* _Stated exercise_:
Every record should be repeated exactly, except that pictures are left out.

-------- Given information

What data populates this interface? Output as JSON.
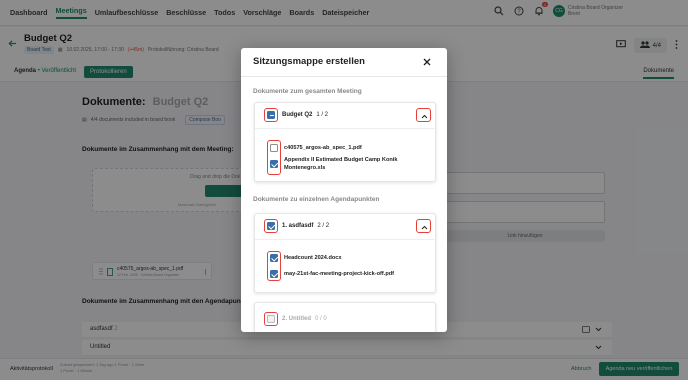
{
  "nav": {
    "items": [
      "Dashboard",
      "Meetings",
      "Umlaufbeschlüsse",
      "Beschlüsse",
      "Todos",
      "Vorschläge",
      "Boards",
      "Dateispeicher"
    ],
    "active_index": 1,
    "notification_count": "4",
    "avatar_initials": "CG",
    "user_name": "Cristina Board Organizer",
    "user_sub": "Brent"
  },
  "meeting": {
    "title": "Budget Q2",
    "board_tag": "Board Test",
    "datetime": "10.02.2025, 17:00 - 17:30",
    "warning": "(+45m)",
    "protocol": "Protokollführung: Cristina Board",
    "people_count": "4/4"
  },
  "tabs": {
    "agenda": "Agenda",
    "agenda_sub": "• Veröffentlicht",
    "publish": "Protokollieren",
    "documents": "Dokumente"
  },
  "page": {
    "heading": "Dokumente:",
    "heading_sub": "Budget Q2",
    "docs_info": "4/4   documents included in board book",
    "compose_link": "Compose Boo",
    "section_meeting": "Dokumente im Zusammenhang mit dem Meeting:",
    "dropzone_text": "Drag and drop die Dok",
    "dropzone_small": "Maximale Dateigröße",
    "add_link": "Link hinzufügen",
    "file_name": "c40575_argos-ab_spec_1.pdf",
    "file_sub": "12 Feb. 2025 · Cristina Board Organizer",
    "section_agenda": "Dokumente im Zusammenhang mit den Agendapunkten",
    "agenda_rows": [
      {
        "label": "asdfasdf",
        "count": "2"
      },
      {
        "label": "Untitled",
        "count": ""
      }
    ]
  },
  "footer": {
    "log": "Aktivitätsprotokoll",
    "hint_1": "Zuletzt gespeichert: 1 Tag ago   1 Punkt · 1 Seite",
    "hint_2": "1 Punkt · 1 Minute",
    "abort": "Abbruch",
    "publish_new": "Agenda neu veröffentlichen"
  },
  "modal": {
    "title": "Sitzungsmappe erstellen",
    "group_meeting_heading": "Dokumente zum gesamten Meeting",
    "group_agenda_heading": "Dokumente zu einzelnen Agendapunkten",
    "meeting_card": {
      "label": "Budget Q2",
      "count": "1 / 2",
      "state": "indeterminate",
      "docs": [
        {
          "name": "c40575_argos-ab_spec_1.pdf",
          "checked": false
        },
        {
          "name": "Appendix II Estimated Budget Camp Konik Montenegro.xls",
          "checked": true
        }
      ]
    },
    "agenda_cards": [
      {
        "label": "1. asdfasdf",
        "count": "2 / 2",
        "state": "checked",
        "docs": [
          {
            "name": "Headcount 2024.docx",
            "checked": true
          },
          {
            "name": "may-21st-fac-meeting-project-kick-off.pdf",
            "checked": true
          }
        ]
      },
      {
        "label": "2. Untitled",
        "count": "0 / 0",
        "state": "disabled",
        "docs": []
      }
    ]
  },
  "colors": {
    "brand": "#1f8a70",
    "checkbox": "#3a6ea8",
    "highlight": "#e3423b"
  }
}
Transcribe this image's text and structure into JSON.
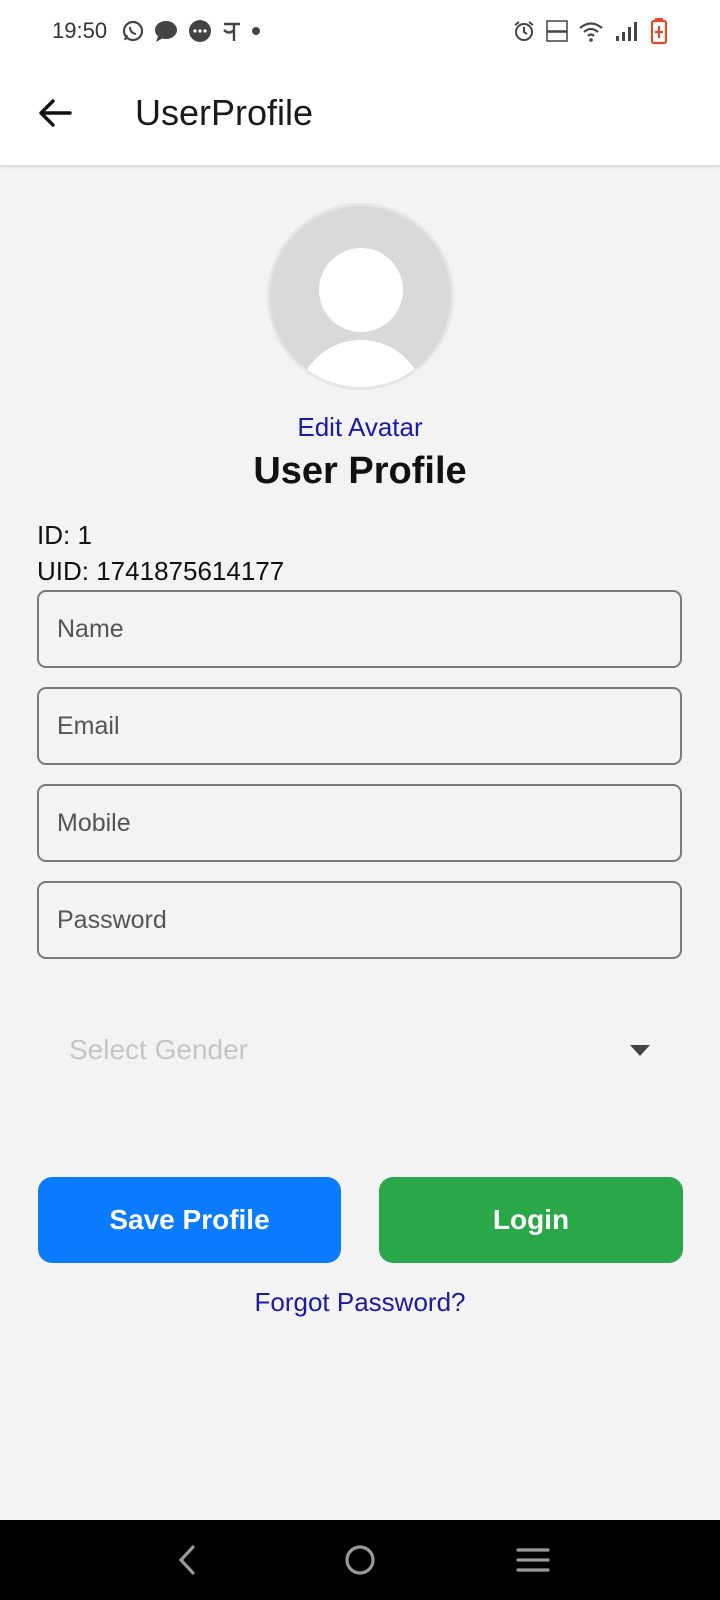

----------------

* _Full response_:
What data populates this interface? Output as JSON.
{
  "nav": {
    "items": [
      "Dashboard",
      "Meetings",
      "Umlaufbeschlüsse",
      "Beschlüsse",
      "Todos",
      "Vorschläge",
      "Boards",
      "Dateispeicher"
    ],
    "active_index": 1,
    "notification_count": "4",
    "avatar_initials": "CG",
    "user_name": "Cristina Board Organizer",
    "user_sub": "Brent"
  },
  "meeting": {
    "title": "Budget Q2",
    "board_tag": "Board Test",
    "datetime": "10.02.2025, 17:00 - 17:30",
    "warning": "(+45m)",
    "protocol": "Protokollführung: Cristina Board",
    "people_count": "4/4"
  },
  "tabs": {
    "agenda": "Agenda",
    "agenda_sub": "• Veröffentlicht",
    "publish": "Protokollieren",
    "documents": "Dokumente"
  },
  "page": {
    "heading": "Dokumente:",
    "heading_sub": "Budget Q2",
    "docs_info": "4/4   documents included in board book",
    "compose_link": "Compose Boo",
    "section_meeting": "Dokumente im Zusammenhang mit dem Meeting:",
    "dropzone_text": "Drag and drop die Dok",
    "dropzone_small": "Maximale Dateigröße",
    "add_link": "Link hinzufügen",
    "file_name": "c40575_argos-ab_spec_1.pdf",
    "file_sub": "12 Feb. 2025 · Cristina Board Organizer",
    "section_agenda": "Dokumente im Zusammenhang mit den Agendapunkten",
    "agenda_rows": [
      {
        "label": "asdfasdf",
        "count": "2"
      },
      {
        "label": "Untitled",
        "count": ""
      }
    ]
  },
  "footer": {
    "log": "Aktivitätsprotokoll",
    "hint_1": "Zuletzt gespeichert: 1 Tag ago   1 Punkt · 1 Seite",
    "hint_2": "1 Punkt · 1 Minute",
    "abort": "Abbruch",
    "publish_new": "Agenda neu veröffentlichen"
  },
  "modal": {
    "title": "Sitzungsmappe erstellen",
    "group_meeting_heading": "Dokumente zum gesamten Meeting",
    "group_agenda_heading": "Dokumente zu einzelnen Agendapunkten",
    "meeting_card": {
      "label": "Budget Q2",
      "count": "1 / 2",
      "state": "indeterminate",
      "docs": [
        {
          "name": "c40575_argos-ab_spec_1.pdf",
          "checked": false
        },
        {
          "name": "Appendix II Estimated Budget Camp Konik Montenegro.xls",
          "checked": true
        }
      ]
    },
    "agenda_cards": [
      {
        "label": "1. asdfasdf",
        "count": "2 / 2",
        "state": "checked",
        "docs": [
          {
            "name": "Headcount 2024.docx",
            "checked": true
          },
          {
            "name": "may-21st-fac-meeting-project-kick-off.pdf",
            "checked": true
          }
        ]
      },
      {
        "label": "2. Untitled",
        "count": "0 / 0",
        "state": "disabled",
        "docs": []
      }
    ]
  },
  "colors": {
    "brand": "#1f8a70",
    "checkbox": "#3a6ea8",
    "highlight": "#e3423b"
  }
}
Transcribe this image's text and structure into JSON.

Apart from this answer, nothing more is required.